Short problem: Retype all material exactly. Pictures stay out of the copy.

** Begin Material supplied **

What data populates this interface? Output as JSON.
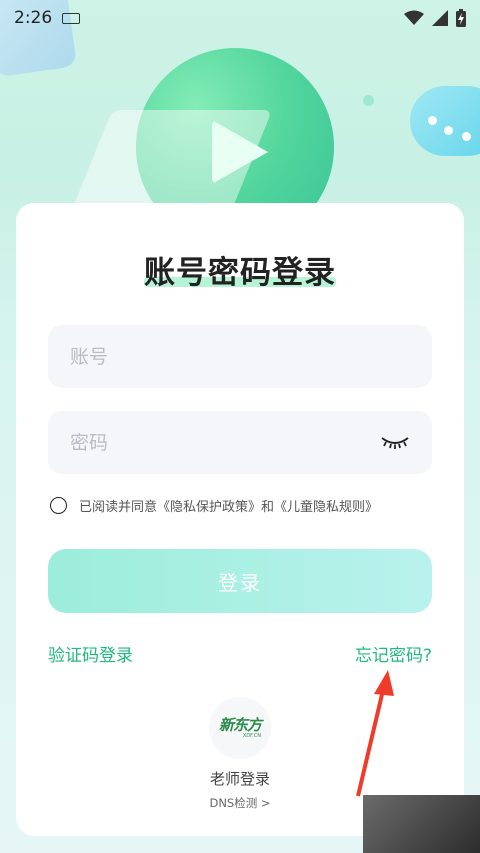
{
  "status_bar": {
    "time": "2:26"
  },
  "login": {
    "title": "账号密码登录",
    "account_placeholder": "账号",
    "password_placeholder": "密码",
    "agreement_text": "已阅读并同意《隐私保护政策》和《儿童隐私规则》",
    "login_button": "登录",
    "code_login": "验证码登录",
    "forgot_password": "忘记密码?"
  },
  "teacher": {
    "logo_text": "新东方",
    "logo_sub": "XDF.CN",
    "label": "老师登录",
    "dns_check": "DNS检测 >"
  },
  "colors": {
    "accent": "#1fba7f",
    "button": "#9ceddb"
  }
}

** End Material supplied **

Full solution:
What data populates this interface? Output as JSON.
{
  "status_bar": {
    "time": "2:26"
  },
  "login": {
    "title": "账号密码登录",
    "account_placeholder": "账号",
    "password_placeholder": "密码",
    "agreement_text": "已阅读并同意《隐私保护政策》和《儿童隐私规则》",
    "login_button": "登录",
    "code_login": "验证码登录",
    "forgot_password": "忘记密码?"
  },
  "teacher": {
    "logo_text": "新东方",
    "logo_sub": "XDF.CN",
    "label": "老师登录",
    "dns_check": "DNS检测 >"
  },
  "colors": {
    "accent": "#1fba7f",
    "button": "#9ceddb"
  }
}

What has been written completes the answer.